(ABOUT THIS TASK):
In the material below, find each line holding the string "adaptive" and copy it.

### SUPPLIED RECORDS

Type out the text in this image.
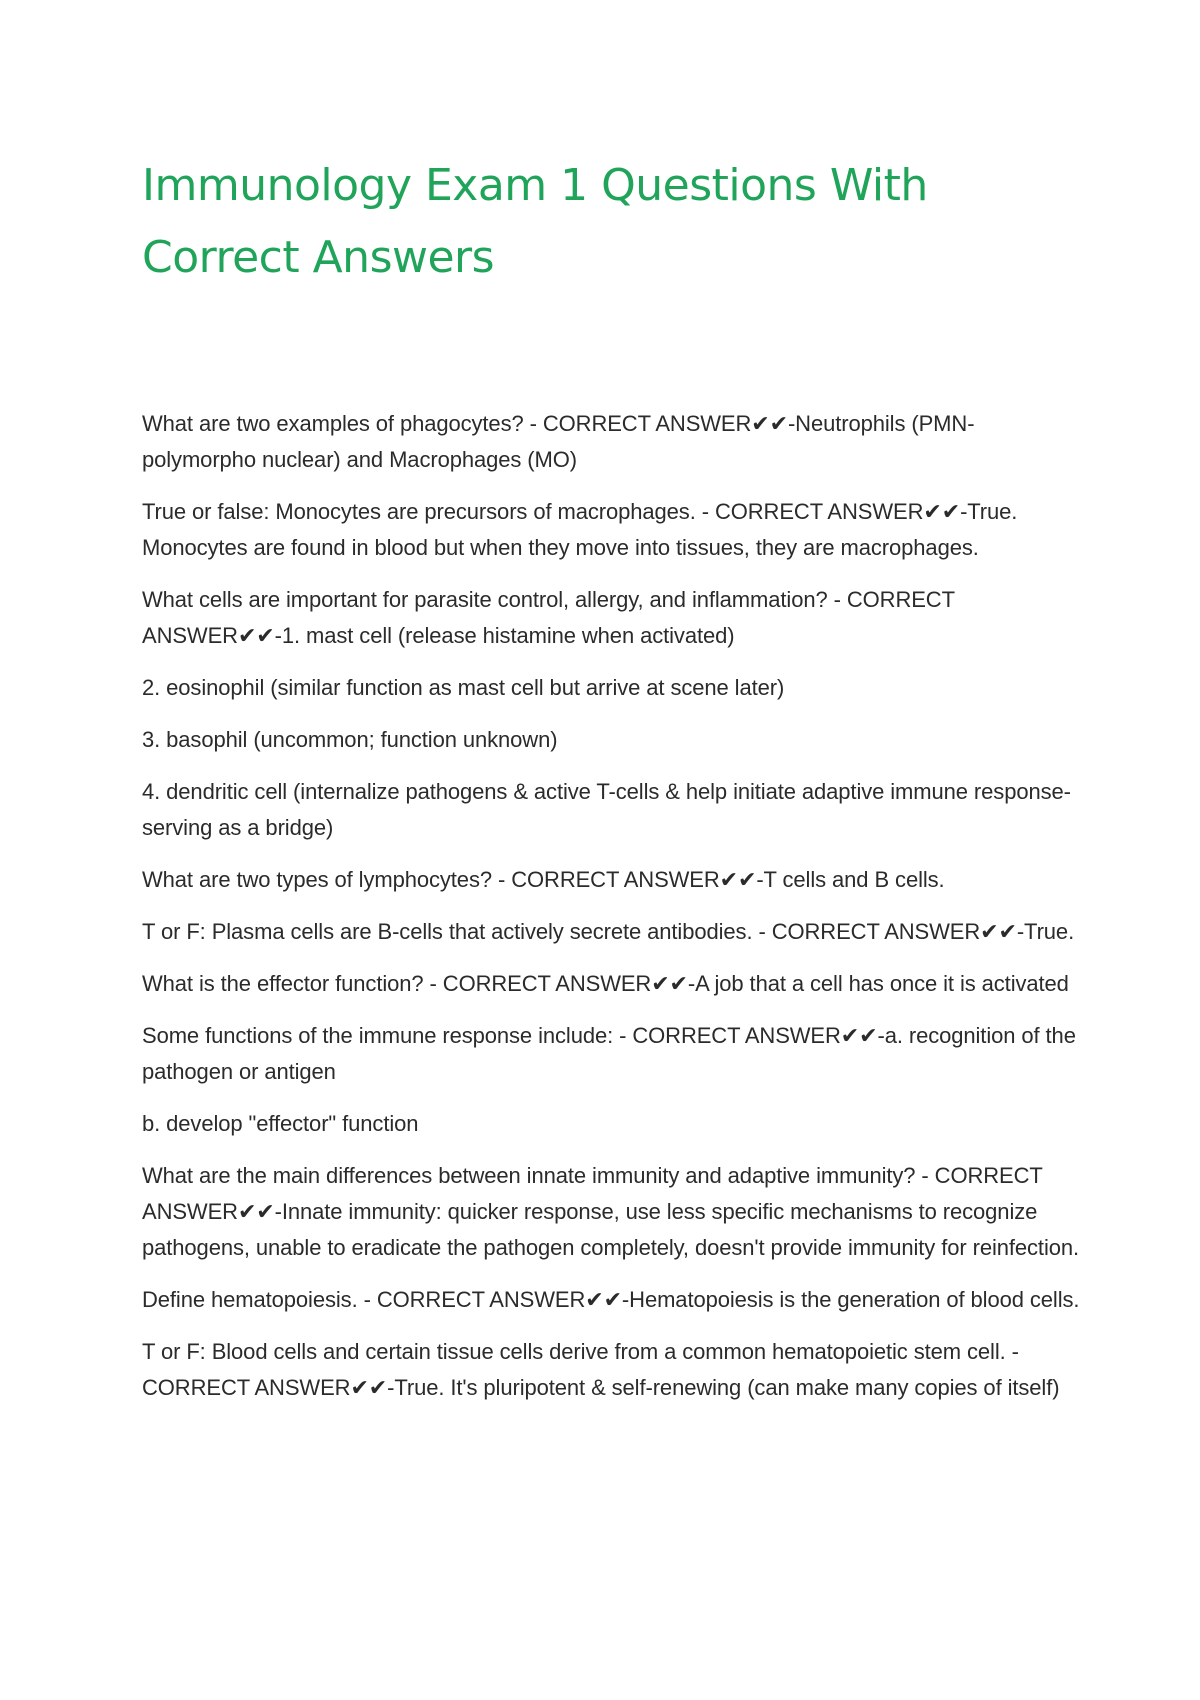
Immunology Exam 1 Questions With Correct Answers

What are two examples of phagocytes? - CORRECT ANSWER✔✔-Neutrophils (PMN-polymorpho nuclear) and Macrophages (MO)

True or false: Monocytes are precursors of macrophages. - CORRECT ANSWER✔✔-True. Monocytes are found in blood but when they move into tissues, they are macrophages.

What cells are important for parasite control, allergy, and inflammation? - CORRECT ANSWER✔✔-1. mast cell (release histamine when activated)

2. eosinophil (similar function as mast cell but arrive at scene later)

3. basophil (uncommon; function unknown)

4. dendritic cell (internalize pathogens & active T-cells & help initiate adaptive immune response-serving as a bridge)

What are two types of lymphocytes? - CORRECT ANSWER✔✔-T cells and B cells.

T or F: Plasma cells are B-cells that actively secrete antibodies. - CORRECT ANSWER✔✔-True.

What is the effector function? - CORRECT ANSWER✔✔-A job that a cell has once it is activated

Some functions of the immune response include: - CORRECT ANSWER✔✔-a. recognition of the pathogen or antigen

b. develop "effector" function

What are the main differences between innate immunity and adaptive immunity? - CORRECT ANSWER✔✔-Innate immunity: quicker response, use less specific mechanisms to recognize pathogens, unable to eradicate the pathogen completely, doesn't provide immunity for reinfection.

Define hematopoiesis. - CORRECT ANSWER✔✔-Hematopoiesis is the generation of blood cells.

T or F: Blood cells and certain tissue cells derive from a common hematopoietic stem cell. - CORRECT ANSWER✔✔-True. It's pluripotent & self-renewing (can make many copies of itself)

######

(OUTPUT OF THE EXERCISE):
4. dendritic cell (internalize pathogens & active T-cells & help initiate adaptive immune response-serving as a bridge)
What are the main differences between innate immunity and adaptive immunity? - CORRECT ANSWER✔✔-Innate immunity: quicker response, use less specific mechanisms to recognize pathogens, unable to eradicate the pathogen completely, doesn't provide immunity for reinfection.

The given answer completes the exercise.